What you should do >>
Only the lines holding the string "Például" are needed. Copy each one.

-------- Input data

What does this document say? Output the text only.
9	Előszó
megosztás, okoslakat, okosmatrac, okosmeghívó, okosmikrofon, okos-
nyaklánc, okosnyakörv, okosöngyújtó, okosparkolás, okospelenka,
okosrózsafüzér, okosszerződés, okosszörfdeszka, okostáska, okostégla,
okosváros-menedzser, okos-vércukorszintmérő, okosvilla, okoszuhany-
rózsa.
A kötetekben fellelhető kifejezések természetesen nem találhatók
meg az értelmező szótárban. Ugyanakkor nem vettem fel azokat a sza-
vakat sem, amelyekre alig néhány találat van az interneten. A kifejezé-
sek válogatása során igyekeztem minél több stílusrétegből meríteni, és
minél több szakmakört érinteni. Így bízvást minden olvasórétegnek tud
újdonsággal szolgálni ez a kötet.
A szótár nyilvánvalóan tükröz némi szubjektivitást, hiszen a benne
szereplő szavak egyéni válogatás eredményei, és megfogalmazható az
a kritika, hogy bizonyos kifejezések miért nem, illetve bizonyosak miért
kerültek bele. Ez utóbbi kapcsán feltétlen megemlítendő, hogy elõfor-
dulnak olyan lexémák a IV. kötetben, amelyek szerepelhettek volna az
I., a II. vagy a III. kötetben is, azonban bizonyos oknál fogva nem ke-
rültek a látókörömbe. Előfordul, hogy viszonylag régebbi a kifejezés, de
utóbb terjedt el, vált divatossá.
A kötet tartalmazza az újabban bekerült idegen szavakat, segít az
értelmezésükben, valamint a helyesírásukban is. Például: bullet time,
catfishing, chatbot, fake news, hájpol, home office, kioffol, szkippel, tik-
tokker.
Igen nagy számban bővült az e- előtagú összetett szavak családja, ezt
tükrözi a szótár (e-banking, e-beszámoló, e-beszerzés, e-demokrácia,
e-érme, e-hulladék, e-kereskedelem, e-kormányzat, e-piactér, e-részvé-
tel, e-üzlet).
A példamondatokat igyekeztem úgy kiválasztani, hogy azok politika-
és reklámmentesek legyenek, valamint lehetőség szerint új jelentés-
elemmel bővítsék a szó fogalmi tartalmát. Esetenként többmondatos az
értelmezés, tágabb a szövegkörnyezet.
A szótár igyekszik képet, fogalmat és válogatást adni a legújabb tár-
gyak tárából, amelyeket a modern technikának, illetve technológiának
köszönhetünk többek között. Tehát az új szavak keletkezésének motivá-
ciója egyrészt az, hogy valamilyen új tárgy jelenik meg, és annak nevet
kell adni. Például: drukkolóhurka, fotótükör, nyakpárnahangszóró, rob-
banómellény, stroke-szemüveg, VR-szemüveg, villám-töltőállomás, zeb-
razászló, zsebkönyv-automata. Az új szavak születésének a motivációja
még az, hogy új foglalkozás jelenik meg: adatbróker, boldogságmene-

----------------

Response to this task >>
értelmezésükben, valamint a helyesírásukban is. Például: bullet time,
kell adni. Például: drukkolóhurka, fotótükör, nyakpárnahangszóró, rob-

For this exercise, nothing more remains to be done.